**GIVEN TEXT**

Gallery catches up with islander Robert Anderson in New York…
Rob left Jersey three years ago to pursue a Masters degree in Fine Art. We caught up with him on a brief trip back to the rock to see how his career has developed over the water.
It’s nice to have you back in jersey. You left 3 years ago… Fill us in?
It’s nice to be back! I’ve been quite a busy boy over the last three years. In 2010 i started a master of fine arts in painting at the new york studio school – a wonderful and totally unique institution that focuses very heavily on drawing skills and teaches a deep love of art history while urging you to not be easily satisfied by what you have created. For two years i locked myself (literally) in my studio and worked all hours of the day and night on a number of very large paintings, many of which never saw the light of day, but the best ones made it into my thesis show in 2012, which was very well received. Several iconic artists and writers came, and I gave them all a piece of chalk to write their responses with on the walls of one of my three showing rooms which was painted black (all of the rooms had different interiors that I based on various grand houses in Europe and the US). Ross Bleckner, a brilliant american painter, came with my friend Jeffrey and when we spoke he said “I love your work”, to which I replied “I’ve loved your work forever” – meeting your heroes is nice! Since then i have been painting with the same degree of intensity, but have realised that I don’t need to give over the entire day to it. A very wise professor of mine at the studio school named ophrah shemesh told me that I should only paint for three of four hours at a time, because i have an inherent expression that will become weakened by attempting to force it for very long periods.

**STORED DATA**
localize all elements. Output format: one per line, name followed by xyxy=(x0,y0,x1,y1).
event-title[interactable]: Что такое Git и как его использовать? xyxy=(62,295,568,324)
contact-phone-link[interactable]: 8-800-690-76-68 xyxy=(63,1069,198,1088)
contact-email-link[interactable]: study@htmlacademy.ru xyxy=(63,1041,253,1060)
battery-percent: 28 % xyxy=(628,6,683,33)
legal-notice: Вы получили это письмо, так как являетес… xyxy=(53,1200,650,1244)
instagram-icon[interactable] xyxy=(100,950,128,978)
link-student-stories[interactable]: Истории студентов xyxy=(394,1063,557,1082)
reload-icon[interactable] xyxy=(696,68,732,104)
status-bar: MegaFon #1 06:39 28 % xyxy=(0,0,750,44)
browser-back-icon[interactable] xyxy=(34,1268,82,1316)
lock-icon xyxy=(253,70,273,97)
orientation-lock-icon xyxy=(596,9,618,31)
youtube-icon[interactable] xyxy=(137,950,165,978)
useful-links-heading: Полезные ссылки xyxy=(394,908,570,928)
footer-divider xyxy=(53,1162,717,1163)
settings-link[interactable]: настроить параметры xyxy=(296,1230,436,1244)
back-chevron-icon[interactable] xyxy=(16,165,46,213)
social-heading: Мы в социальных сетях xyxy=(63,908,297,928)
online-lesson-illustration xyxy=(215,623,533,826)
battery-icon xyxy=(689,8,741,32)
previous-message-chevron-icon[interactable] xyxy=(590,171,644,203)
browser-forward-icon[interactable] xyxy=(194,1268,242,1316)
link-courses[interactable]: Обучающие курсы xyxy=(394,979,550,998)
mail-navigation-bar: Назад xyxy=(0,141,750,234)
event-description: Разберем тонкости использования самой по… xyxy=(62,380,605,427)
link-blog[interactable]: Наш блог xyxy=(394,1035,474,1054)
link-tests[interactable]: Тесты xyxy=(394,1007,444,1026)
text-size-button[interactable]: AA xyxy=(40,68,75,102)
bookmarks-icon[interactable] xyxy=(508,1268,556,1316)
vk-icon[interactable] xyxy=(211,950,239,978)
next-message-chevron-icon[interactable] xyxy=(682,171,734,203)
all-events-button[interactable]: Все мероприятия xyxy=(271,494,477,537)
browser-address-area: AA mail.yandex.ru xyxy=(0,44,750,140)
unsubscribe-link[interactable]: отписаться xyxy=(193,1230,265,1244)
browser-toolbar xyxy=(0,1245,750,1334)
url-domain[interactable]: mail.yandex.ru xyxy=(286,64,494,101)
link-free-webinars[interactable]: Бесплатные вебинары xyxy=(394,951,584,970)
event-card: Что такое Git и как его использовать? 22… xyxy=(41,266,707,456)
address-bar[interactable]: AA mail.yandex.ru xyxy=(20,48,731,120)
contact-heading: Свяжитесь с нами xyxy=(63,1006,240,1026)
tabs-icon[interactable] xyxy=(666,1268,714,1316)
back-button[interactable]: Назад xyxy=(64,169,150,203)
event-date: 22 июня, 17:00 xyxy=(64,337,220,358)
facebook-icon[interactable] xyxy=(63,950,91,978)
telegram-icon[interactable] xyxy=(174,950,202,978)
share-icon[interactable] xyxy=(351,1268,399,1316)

**THE EXERCISE**
Summarize the interview with Robert Anderson above in exactly two sentences.

**PROBLEM SOLUTION**
Robert Anderson left Jersey in 2010 to study for a master of fine arts in painting at the New York Studio School, where he spent two years working intensely on very large paintings, the best of which appeared in his well-received 2012 thesis show. Since then he has kept painting with the same intensity but no longer gives the entire day to it, following a professor's advice to paint for only three or four hours at a time.